- **WORK TO BE COMPLETED**
Copy every line of the records below where the word "andern" occurs.
>> START TASK DATA
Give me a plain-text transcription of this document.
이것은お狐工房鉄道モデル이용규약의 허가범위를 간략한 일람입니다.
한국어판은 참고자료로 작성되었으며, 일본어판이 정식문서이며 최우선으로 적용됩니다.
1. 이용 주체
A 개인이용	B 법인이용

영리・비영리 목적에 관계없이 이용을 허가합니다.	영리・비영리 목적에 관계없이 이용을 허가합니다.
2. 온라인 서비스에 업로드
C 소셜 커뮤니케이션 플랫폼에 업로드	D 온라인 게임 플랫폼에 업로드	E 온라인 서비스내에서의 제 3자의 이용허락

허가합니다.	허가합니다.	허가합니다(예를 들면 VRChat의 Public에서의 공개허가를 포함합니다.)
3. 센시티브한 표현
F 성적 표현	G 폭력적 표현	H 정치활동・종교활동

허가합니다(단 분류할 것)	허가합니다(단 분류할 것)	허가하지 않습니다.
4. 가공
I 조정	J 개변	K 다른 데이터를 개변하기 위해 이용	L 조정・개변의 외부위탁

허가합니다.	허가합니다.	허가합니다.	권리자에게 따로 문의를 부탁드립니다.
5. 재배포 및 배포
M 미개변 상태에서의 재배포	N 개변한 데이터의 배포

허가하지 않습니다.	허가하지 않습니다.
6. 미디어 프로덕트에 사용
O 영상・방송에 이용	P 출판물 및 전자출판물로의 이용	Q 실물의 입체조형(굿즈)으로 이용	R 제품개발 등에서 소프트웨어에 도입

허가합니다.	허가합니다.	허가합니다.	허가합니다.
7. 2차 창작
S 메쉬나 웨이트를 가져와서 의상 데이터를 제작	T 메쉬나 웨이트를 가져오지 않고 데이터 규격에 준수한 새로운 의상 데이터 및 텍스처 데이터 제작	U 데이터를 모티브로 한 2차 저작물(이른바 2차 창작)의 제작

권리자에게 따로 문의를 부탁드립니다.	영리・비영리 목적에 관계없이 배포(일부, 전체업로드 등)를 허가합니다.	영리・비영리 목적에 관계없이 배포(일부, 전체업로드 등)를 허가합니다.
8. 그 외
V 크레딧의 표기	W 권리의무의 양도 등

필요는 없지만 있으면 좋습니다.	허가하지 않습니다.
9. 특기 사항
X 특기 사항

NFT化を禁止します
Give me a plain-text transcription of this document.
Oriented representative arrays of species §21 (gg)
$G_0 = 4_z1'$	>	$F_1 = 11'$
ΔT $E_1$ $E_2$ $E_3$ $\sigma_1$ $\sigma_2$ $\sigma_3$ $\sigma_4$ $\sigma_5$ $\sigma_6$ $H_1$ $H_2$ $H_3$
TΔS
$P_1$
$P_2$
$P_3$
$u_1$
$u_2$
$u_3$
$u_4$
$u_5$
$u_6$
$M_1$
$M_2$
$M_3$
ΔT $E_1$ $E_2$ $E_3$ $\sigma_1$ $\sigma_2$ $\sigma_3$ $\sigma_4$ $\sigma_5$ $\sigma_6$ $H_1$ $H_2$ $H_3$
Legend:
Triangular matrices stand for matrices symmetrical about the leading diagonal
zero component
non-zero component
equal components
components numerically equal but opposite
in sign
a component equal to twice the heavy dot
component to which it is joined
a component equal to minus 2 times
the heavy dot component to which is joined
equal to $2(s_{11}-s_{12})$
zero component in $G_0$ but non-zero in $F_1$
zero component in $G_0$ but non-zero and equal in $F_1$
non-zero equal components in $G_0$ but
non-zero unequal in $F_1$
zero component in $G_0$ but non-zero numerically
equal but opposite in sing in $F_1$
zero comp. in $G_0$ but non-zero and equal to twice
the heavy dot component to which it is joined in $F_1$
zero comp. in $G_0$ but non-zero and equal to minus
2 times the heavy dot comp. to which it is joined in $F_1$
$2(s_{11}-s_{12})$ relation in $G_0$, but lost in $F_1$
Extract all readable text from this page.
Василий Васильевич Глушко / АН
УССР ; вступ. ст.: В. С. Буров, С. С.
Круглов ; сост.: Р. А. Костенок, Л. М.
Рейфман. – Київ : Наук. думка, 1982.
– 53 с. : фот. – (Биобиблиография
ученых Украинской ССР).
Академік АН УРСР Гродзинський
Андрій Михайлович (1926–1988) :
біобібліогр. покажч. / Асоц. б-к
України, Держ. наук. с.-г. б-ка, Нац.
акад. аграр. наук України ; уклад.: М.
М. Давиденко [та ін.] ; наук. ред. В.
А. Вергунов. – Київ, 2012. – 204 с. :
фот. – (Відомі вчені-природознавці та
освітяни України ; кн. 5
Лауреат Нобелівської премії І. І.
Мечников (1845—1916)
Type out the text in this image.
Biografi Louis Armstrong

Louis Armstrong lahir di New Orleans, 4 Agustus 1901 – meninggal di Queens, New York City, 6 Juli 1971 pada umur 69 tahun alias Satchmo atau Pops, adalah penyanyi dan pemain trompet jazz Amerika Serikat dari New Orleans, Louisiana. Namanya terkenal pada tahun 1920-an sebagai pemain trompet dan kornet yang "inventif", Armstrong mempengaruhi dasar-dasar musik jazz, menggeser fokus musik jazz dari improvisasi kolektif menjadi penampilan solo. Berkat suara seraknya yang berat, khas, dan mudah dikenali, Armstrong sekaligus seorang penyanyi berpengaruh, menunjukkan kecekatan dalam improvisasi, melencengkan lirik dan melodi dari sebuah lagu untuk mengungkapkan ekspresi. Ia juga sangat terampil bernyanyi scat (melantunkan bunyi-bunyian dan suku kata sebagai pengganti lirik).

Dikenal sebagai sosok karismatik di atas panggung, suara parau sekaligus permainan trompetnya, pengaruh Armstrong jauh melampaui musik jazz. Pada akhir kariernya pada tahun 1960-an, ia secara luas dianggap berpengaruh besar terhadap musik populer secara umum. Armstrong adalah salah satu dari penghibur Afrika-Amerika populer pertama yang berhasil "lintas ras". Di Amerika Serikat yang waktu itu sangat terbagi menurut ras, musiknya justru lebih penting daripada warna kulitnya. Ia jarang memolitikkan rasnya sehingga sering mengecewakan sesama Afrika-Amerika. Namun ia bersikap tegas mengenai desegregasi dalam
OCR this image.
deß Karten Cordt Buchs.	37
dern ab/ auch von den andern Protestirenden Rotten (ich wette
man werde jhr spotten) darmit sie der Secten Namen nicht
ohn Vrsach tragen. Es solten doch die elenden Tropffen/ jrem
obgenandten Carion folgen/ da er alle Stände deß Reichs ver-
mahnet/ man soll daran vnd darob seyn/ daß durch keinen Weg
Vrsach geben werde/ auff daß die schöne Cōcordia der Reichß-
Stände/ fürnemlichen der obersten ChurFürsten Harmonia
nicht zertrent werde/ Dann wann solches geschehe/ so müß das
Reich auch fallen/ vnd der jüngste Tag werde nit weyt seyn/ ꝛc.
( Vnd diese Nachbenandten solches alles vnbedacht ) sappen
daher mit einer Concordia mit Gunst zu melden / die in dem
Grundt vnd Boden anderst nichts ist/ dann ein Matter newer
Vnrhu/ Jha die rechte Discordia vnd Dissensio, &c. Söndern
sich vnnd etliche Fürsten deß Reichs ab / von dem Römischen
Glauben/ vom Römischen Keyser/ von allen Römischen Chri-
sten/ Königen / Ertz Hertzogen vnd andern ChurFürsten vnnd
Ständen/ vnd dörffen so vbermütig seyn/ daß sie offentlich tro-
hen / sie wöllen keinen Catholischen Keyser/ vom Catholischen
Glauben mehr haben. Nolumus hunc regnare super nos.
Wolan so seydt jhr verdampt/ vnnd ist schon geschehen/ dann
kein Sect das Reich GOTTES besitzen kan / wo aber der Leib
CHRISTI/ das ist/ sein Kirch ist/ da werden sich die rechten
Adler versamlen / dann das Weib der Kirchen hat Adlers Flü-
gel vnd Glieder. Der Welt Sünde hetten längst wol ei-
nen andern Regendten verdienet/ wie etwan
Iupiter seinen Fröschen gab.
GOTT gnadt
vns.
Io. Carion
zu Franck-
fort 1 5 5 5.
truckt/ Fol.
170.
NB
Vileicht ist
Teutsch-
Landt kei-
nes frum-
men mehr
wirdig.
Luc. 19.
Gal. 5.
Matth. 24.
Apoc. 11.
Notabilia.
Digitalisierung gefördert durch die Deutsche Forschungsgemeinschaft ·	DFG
>> END TASK DATA
- **RESPONSE TO THIS EXERCISE**
dern ab/ auch von den andern Protestirenden Rotten (ich wette
sten/ Königen / Ertz Hertzogen vnd andern ChurFürsten vnnd
nen andern Regendten verdienet/ wie etwan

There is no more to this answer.